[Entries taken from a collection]
+--

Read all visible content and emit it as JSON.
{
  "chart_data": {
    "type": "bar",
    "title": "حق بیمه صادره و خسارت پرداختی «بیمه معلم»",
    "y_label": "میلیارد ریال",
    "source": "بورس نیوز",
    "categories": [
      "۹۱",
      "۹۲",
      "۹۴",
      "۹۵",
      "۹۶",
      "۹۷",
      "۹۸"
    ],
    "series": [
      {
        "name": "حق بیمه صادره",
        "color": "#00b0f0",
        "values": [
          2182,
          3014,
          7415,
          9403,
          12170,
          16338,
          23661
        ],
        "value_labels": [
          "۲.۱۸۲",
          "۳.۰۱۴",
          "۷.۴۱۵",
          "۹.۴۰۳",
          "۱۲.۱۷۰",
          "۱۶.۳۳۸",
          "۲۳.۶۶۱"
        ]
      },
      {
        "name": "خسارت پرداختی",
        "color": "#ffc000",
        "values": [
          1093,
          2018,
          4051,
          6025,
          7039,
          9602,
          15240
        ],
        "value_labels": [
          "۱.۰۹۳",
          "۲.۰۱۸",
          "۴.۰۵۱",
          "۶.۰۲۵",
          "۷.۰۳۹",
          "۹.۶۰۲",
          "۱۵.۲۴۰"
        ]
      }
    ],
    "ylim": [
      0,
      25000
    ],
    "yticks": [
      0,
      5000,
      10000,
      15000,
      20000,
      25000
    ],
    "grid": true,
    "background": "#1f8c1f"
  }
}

+--

Report back each line of the entries that holds the string "name".

        "name": "حق بیمه صادره",
        "name": "خسارت پرداختی",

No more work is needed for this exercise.